Start Dataset excerpts

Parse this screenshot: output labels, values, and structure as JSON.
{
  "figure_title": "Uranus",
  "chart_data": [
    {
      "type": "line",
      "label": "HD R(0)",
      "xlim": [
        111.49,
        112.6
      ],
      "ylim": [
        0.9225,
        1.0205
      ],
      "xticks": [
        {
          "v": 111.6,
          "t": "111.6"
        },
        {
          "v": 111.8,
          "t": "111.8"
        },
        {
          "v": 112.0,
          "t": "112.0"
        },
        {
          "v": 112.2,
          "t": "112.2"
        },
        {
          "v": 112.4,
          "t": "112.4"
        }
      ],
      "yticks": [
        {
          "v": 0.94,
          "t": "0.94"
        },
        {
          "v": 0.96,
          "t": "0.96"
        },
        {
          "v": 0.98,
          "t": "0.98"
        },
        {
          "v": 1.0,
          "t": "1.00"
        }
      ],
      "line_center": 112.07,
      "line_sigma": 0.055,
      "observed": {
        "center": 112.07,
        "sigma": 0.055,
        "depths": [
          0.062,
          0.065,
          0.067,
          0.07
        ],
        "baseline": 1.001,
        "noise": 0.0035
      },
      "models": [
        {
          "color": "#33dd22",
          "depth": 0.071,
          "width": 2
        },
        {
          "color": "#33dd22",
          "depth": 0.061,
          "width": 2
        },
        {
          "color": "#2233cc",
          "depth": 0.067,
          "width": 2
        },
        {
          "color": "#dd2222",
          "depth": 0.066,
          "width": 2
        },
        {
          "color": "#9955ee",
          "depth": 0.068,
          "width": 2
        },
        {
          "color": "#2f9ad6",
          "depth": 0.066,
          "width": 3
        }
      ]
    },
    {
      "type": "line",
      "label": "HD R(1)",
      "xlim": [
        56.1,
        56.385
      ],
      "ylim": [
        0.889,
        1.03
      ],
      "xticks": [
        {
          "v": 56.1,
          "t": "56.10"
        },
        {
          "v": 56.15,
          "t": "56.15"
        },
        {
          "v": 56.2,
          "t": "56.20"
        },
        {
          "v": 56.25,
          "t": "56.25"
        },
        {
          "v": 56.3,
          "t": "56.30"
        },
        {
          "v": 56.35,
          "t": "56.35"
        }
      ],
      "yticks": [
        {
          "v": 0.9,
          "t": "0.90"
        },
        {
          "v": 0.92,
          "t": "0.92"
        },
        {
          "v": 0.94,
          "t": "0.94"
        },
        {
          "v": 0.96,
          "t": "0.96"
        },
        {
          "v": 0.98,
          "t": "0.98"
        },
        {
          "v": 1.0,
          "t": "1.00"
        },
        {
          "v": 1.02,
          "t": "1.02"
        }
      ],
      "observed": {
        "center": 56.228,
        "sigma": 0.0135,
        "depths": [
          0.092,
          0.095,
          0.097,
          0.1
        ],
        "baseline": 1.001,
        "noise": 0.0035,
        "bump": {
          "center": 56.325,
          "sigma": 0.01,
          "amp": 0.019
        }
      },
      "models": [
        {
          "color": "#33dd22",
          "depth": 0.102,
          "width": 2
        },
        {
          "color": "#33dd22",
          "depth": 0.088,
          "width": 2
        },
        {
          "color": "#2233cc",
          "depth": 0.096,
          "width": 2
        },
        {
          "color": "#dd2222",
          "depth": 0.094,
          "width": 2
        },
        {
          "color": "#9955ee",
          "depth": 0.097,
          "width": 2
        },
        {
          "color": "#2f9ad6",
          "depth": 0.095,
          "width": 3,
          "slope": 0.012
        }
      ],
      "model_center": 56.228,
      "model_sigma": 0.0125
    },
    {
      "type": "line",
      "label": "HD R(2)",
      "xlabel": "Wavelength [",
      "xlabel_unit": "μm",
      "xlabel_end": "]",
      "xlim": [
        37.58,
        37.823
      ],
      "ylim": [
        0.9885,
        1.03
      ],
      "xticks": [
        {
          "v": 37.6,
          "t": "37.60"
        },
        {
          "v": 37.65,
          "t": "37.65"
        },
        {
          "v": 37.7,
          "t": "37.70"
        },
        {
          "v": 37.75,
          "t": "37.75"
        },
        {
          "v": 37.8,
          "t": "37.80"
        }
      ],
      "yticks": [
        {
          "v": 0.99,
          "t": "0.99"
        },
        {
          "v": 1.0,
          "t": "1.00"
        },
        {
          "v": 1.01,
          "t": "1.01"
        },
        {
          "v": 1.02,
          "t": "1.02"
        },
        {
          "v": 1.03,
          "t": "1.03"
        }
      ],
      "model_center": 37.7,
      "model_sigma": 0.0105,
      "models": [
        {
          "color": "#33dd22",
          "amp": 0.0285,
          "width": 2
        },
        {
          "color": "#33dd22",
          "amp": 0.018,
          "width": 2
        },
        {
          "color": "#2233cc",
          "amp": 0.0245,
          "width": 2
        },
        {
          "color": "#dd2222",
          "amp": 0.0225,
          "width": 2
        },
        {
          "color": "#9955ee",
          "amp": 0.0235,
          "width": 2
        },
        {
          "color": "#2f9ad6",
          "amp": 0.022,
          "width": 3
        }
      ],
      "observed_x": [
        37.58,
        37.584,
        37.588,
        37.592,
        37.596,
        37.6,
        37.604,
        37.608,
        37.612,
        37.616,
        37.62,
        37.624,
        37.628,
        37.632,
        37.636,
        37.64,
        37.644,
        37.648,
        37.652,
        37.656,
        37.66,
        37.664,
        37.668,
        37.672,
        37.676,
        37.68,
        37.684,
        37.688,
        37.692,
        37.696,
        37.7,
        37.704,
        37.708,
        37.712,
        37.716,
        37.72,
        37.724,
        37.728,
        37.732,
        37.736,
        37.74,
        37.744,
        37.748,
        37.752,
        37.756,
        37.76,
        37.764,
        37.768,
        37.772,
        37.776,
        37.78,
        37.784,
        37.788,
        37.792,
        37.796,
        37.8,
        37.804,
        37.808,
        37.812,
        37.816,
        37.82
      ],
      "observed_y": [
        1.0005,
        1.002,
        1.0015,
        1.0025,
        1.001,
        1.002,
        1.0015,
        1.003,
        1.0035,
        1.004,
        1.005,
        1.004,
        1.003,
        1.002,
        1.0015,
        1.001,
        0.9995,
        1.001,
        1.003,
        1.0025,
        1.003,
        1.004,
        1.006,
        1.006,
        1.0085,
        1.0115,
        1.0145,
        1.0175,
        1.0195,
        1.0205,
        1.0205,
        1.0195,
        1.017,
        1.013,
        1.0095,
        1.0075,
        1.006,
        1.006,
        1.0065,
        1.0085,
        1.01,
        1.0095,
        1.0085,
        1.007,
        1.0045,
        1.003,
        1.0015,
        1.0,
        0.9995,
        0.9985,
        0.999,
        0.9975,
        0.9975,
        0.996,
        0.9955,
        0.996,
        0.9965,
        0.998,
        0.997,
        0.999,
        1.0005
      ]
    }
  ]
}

End Dataset excerpts

Task requirements
Write down every line of the data exactly as it appears above.

Correct answer
Parse this screenshot: output labels, values, and structure as JSON.
{
  "figure_title": "Uranus",
  "chart_data": [
    {
      "type": "line",
      "label": "HD R(0)",
      "xlim": [
        111.49,
        112.6
      ],
      "ylim": [
        0.9225,
        1.0205
      ],
      "xticks": [
        {
          "v": 111.6,
          "t": "111.6"
        },
        {
          "v": 111.8,
          "t": "111.8"
        },
        {
          "v": 112.0,
          "t": "112.0"
        },
        {
          "v": 112.2,
          "t": "112.2"
        },
        {
          "v": 112.4,
          "t": "112.4"
        }
      ],
      "yticks": [
        {
          "v": 0.94,
          "t": "0.94"
        },
        {
          "v": 0.96,
          "t": "0.96"
        },
        {
          "v": 0.98,
          "t": "0.98"
        },
        {
          "v": 1.0,
          "t": "1.00"
        }
      ],
      "line_center": 112.07,
      "line_sigma": 0.055,
      "observed": {
        "center": 112.07,
        "sigma": 0.055,
        "depths": [
          0.062,
          0.065,
          0.067,
          0.07
        ],
        "baseline": 1.001,
        "noise": 0.0035
      },
      "models": [
        {
          "color": "#33dd22",
          "depth": 0.071,
          "width": 2
        },
        {
          "color": "#33dd22",
          "depth": 0.061,
          "width": 2
        },
        {
          "color": "#2233cc",
          "depth": 0.067,
          "width": 2
        },
        {
          "color": "#dd2222",
          "depth": 0.066,
          "width": 2
        },
        {
          "color": "#9955ee",
          "depth": 0.068,
          "width": 2
        },
        {
          "color": "#2f9ad6",
          "depth": 0.066,
          "width": 3
        }
      ]
    },
    {
      "type": "line",
      "label": "HD R(1)",
      "xlim": [
        56.1,
        56.385
      ],
      "ylim": [
        0.889,
        1.03
      ],
      "xticks": [
        {
          "v": 56.1,
          "t": "56.10"
        },
        {
          "v": 56.15,
          "t": "56.15"
        },
        {
          "v": 56.2,
          "t": "56.20"
        },
        {
          "v": 56.25,
          "t": "56.25"
        },
        {
          "v": 56.3,
          "t": "56.30"
        },
        {
          "v": 56.35,
          "t": "56.35"
        }
      ],
      "yticks": [
        {
          "v": 0.9,
          "t": "0.90"
        },
        {
          "v": 0.92,
          "t": "0.92"
        },
        {
          "v": 0.94,
          "t": "0.94"
        },
        {
          "v": 0.96,
          "t": "0.96"
        },
        {
          "v": 0.98,
          "t": "0.98"
        },
        {
          "v": 1.0,
          "t": "1.00"
        },
        {
          "v": 1.02,
          "t": "1.02"
        }
      ],
      "observed": {
        "center": 56.228,
        "sigma": 0.0135,
        "depths": [
          0.092,
          0.095,
          0.097,
          0.1
        ],
        "baseline": 1.001,
        "noise": 0.0035,
        "bump": {
          "center": 56.325,
          "sigma": 0.01,
          "amp": 0.019
        }
      },
      "models": [
        {
          "color": "#33dd22",
          "depth": 0.102,
          "width": 2
        },
        {
          "color": "#33dd22",
          "depth": 0.088,
          "width": 2
        },
        {
          "color": "#2233cc",
          "depth": 0.096,
          "width": 2
        },
        {
          "color": "#dd2222",
          "depth": 0.094,
          "width": 2
        },
        {
          "color": "#9955ee",
          "depth": 0.097,
          "width": 2
        },
        {
          "color": "#2f9ad6",
          "depth": 0.095,
          "width": 3,
          "slope": 0.012
        }
      ],
      "model_center": 56.228,
      "model_sigma": 0.0125
    },
    {
      "type": "line",
      "label": "HD R(2)",
      "xlabel": "Wavelength [",
      "xlabel_unit": "μm",
      "xlabel_end": "]",
      "xlim": [
        37.58,
        37.823
      ],
      "ylim": [
        0.9885,
        1.03
      ],
      "xticks": [
        {
          "v": 37.6,
          "t": "37.60"
        },
        {
          "v": 37.65,
          "t": "37.65"
        },
        {
          "v": 37.7,
          "t": "37.70"
        },
        {
          "v": 37.75,
          "t": "37.75"
        },
        {
          "v": 37.8,
          "t": "37.80"
        }
      ],
      "yticks": [
        {
          "v": 0.99,
          "t": "0.99"
        },
        {
          "v": 1.0,
          "t": "1.00"
        },
        {
          "v": 1.01,
          "t": "1.01"
        },
        {
          "v": 1.02,
          "t": "1.02"
        },
        {
          "v": 1.03,
          "t": "1.03"
        }
      ],
      "model_center": 37.7,
      "model_sigma": 0.0105,
      "models": [
        {
          "color": "#33dd22",
          "amp": 0.0285,
          "width": 2
        },
        {
          "color": "#33dd22",
          "amp": 0.018,
          "width": 2
        },
        {
          "color": "#2233cc",
          "amp": 0.0245,
          "width": 2
        },
        {
          "color": "#dd2222",
          "amp": 0.0225,
          "width": 2
        },
        {
          "color": "#9955ee",
          "amp": 0.0235,
          "width": 2
        },
        {
          "color": "#2f9ad6",
          "amp": 0.022,
          "width": 3
        }
      ],
      "observed_x": [
        37.58,
        37.584,
        37.588,
        37.592,
        37.596,
        37.6,
        37.604,
        37.608,
        37.612,
        37.616,
        37.62,
        37.624,
        37.628,
        37.632,
        37.636,
        37.64,
        37.644,
        37.648,
        37.652,
        37.656,
        37.66,
        37.664,
        37.668,
        37.672,
        37.676,
        37.68,
        37.684,
        37.688,
        37.692,
        37.696,
        37.7,
        37.704,
        37.708,
        37.712,
        37.716,
        37.72,
        37.724,
        37.728,
        37.732,
        37.736,
        37.74,
        37.744,
        37.748,
        37.752,
        37.756,
        37.76,
        37.764,
        37.768,
        37.772,
        37.776,
        37.78,
        37.784,
        37.788,
        37.792,
        37.796,
        37.8,
        37.804,
        37.808,
        37.812,
        37.816,
        37.82
      ],
      "observed_y": [
        1.0005,
        1.002,
        1.0015,
        1.0025,
        1.001,
        1.002,
        1.0015,
        1.003,
        1.0035,
        1.004,
        1.005,
        1.004,
        1.003,
        1.002,
        1.0015,
        1.001,
        0.9995,
        1.001,
        1.003,
        1.0025,
        1.003,
        1.004,
        1.006,
        1.006,
        1.0085,
        1.0115,
        1.0145,
        1.0175,
        1.0195,
        1.0205,
        1.0205,
        1.0195,
        1.017,
        1.013,
        1.0095,
        1.0075,
        1.006,
        1.006,
        1.0065,
        1.0085,
        1.01,
        1.0095,
        1.0085,
        1.007,
        1.0045,
        1.003,
        1.0015,
        1.0,
        0.9995,
        0.9985,
        0.999,
        0.9975,
        0.9975,
        0.996,
        0.9955,
        0.996,
        0.9965,
        0.998,
        0.997,
        0.999,
        1.0005
      ]
    }
  ]
}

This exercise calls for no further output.